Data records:
================================
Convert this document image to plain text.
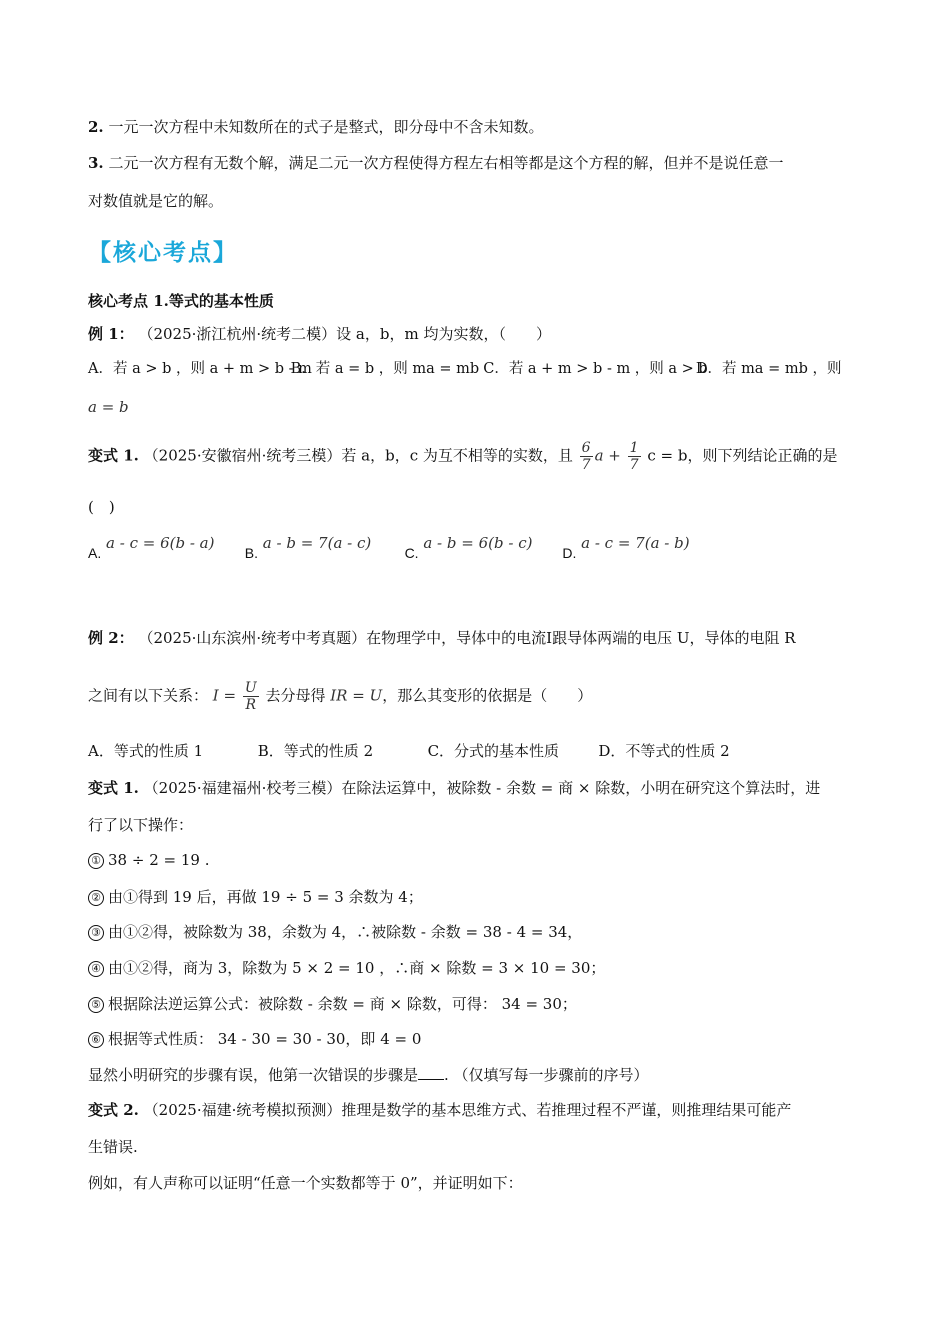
2. 一元一次方程中未知数所在的式子是整式，即分母中不含未知数。
3. 二元一次方程有无数个解，满足二元一次方程使得方程左右相等都是这个方程的解，但并不是说任意一
对数值就是它的解。
【核心考点】
核心考点 1.等式的基本性质
例 1： （2025·浙江杭州·统考二模）设 a，b，m 均为实数，（　　）
A．若 a > b ，则 a + m > b - m B．若 a = b ，则 ma = mb C．若 a + m > b - m ，则 a > b D．若 ma = mb ，则
a = b
变式 1. （2025·安徽宿州·统考三模）若 a，b，c 为互不相等的实数，且 $\frac{6}{7}$ $a + \frac{1}{7}$ c = b，则下列结论正确的是
(　)
A. a - c = 6(b - a) B. a - b = 7(a - c) C. a - b = 6(b - c) D. a - c = 7(a - b)
例 2： （2025·山东滨州·统考中考真题）在物理学中，导体中的电流Ⅰ跟导体两端的电压 U，导体的电阻 R
之间有以下关系： $I = \frac{U}{R}$ 去分母得 IR = U，那么其变形的依据是（　　）
A．等式的性质 1	B．等式的性质 2	C．分式的基本性质	D．不等式的性质 2
变式 1. （2025·福建福州·校考三模）在除法运算中，被除数 - 余数 = 商 × 除数，小明在研究这个算法时，进
行了以下操作：
① 38 ÷ 2 = 19 .
② 由①得到 19 后，再做 19 ÷ 5 = 3 余数为 4；
③ 由①②得，被除数为 38，余数为 4，∴被除数 - 余数 = 38 - 4 = 34，
④ 由①②得，商为 3，除数为 5 × 2 = 10 ，∴商 × 除数 = 3 × 10 = 30；
⑤ 根据除法逆运算公式：被除数 - 余数 = 商 × 除数，可得： 34 = 30；
⑥ 根据等式性质： 34 - 30 = 30 - 30，即 4 = 0
显然小明研究的步骤有误，他第一次错误的步骤是 . （仅填写每一步骤前的序号）
变式 2. （2025·福建·统考模拟预测）推理是数学的基本思维方式、若推理过程不严谨，则推理结果可能产
生错误.
例如，有人声称可以证明“任意一个实数都等于 0”，并证明如下：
================================
● Job
Nothing but the pictures may be dropped; output the records above exactly.

● Output of the task
Convert this document image to plain text.
2. 一元一次方程中未知数所在的式子是整式，即分母中不含未知数。
3. 二元一次方程有无数个解，满足二元一次方程使得方程左右相等都是这个方程的解，但并不是说任意一
对数值就是它的解。
【核心考点】
核心考点 1.等式的基本性质
例 1： （2025·浙江杭州·统考二模）设 a，b，m 均为实数，（　　）
A．若 a > b ，则 a + m > b - m B．若 a = b ，则 ma = mb C．若 a + m > b - m ，则 a > b D．若 ma = mb ，则
a = b
变式 1. （2025·安徽宿州·统考三模）若 a，b，c 为互不相等的实数，且 $\frac{6}{7}$ $a + \frac{1}{7}$ c = b，则下列结论正确的是
(　)
A. a - c = 6(b - a) B. a - b = 7(a - c) C. a - b = 6(b - c) D. a - c = 7(a - b)
例 2： （2025·山东滨州·统考中考真题）在物理学中，导体中的电流Ⅰ跟导体两端的电压 U，导体的电阻 R
之间有以下关系： $I = \frac{U}{R}$ 去分母得 IR = U，那么其变形的依据是（　　）
A．等式的性质 1	B．等式的性质 2	C．分式的基本性质	D．不等式的性质 2
变式 1. （2025·福建福州·校考三模）在除法运算中，被除数 - 余数 = 商 × 除数，小明在研究这个算法时，进
行了以下操作：
① 38 ÷ 2 = 19 .
② 由①得到 19 后，再做 19 ÷ 5 = 3 余数为 4；
③ 由①②得，被除数为 38，余数为 4，∴被除数 - 余数 = 38 - 4 = 34，
④ 由①②得，商为 3，除数为 5 × 2 = 10 ，∴商 × 除数 = 3 × 10 = 30；
⑤ 根据除法逆运算公式：被除数 - 余数 = 商 × 除数，可得： 34 = 30；
⑥ 根据等式性质： 34 - 30 = 30 - 30，即 4 = 0
显然小明研究的步骤有误，他第一次错误的步骤是 . （仅填写每一步骤前的序号）
变式 2. （2025·福建·统考模拟预测）推理是数学的基本思维方式、若推理过程不严谨，则推理结果可能产
生错误.
例如，有人声称可以证明“任意一个实数都等于 0”，并证明如下：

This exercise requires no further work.